======== Exercise input ========

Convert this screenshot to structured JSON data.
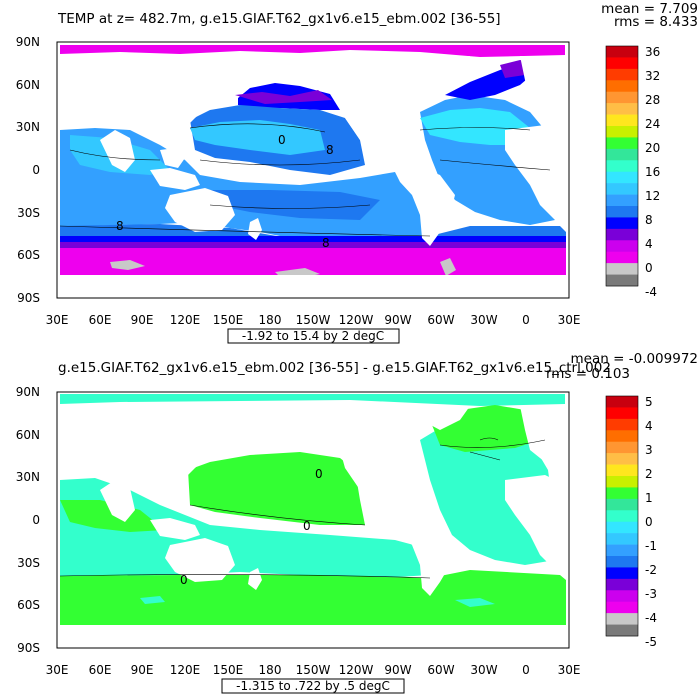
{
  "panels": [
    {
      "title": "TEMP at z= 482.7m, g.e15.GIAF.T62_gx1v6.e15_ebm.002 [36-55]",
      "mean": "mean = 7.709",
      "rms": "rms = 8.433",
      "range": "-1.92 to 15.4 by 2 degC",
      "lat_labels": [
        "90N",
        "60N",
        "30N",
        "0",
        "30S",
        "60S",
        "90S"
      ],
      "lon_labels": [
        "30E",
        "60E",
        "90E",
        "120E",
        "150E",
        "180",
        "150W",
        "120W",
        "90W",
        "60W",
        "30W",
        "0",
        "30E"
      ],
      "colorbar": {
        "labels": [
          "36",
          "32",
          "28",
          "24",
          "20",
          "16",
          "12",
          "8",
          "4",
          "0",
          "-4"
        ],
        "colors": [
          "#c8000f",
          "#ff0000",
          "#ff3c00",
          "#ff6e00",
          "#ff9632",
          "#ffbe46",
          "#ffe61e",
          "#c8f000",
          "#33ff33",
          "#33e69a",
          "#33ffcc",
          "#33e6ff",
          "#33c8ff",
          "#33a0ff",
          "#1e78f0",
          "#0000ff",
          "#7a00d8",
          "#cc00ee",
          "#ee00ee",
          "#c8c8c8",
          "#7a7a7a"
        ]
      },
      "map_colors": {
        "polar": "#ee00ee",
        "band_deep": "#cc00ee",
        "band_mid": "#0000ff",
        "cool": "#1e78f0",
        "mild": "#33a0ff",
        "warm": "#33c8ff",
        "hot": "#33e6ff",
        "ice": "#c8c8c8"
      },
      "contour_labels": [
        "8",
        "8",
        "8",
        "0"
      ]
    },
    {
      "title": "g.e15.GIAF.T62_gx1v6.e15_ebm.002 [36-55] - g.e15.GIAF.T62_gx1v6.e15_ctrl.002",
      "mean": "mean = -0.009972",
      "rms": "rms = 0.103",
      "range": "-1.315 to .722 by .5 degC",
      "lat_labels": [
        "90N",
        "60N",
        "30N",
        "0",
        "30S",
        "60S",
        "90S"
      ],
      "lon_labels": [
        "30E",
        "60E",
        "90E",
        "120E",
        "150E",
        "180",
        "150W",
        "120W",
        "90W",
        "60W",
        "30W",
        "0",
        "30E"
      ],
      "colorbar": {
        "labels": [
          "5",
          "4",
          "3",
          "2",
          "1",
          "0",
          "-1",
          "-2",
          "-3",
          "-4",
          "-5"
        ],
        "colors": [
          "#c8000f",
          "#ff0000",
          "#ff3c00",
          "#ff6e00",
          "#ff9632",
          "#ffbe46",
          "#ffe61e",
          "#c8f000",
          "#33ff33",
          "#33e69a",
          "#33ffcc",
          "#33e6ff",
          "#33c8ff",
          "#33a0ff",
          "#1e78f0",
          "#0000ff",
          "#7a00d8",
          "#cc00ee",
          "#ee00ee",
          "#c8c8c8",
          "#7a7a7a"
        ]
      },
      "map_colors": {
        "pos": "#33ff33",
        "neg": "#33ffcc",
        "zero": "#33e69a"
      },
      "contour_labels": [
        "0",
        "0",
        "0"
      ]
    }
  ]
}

========

| Problem to work on |
Show every line that contains the word "title".

| Task answer |
      "title": "TEMP at z= 482.7m, g.e15.GIAF.T62_gx1v6.e15_ebm.002 [36-55]",
      "title": "g.e15.GIAF.T62_gx1v6.e15_ebm.002 [36-55] - g.e15.GIAF.T62_gx1v6.e15_ctrl.002",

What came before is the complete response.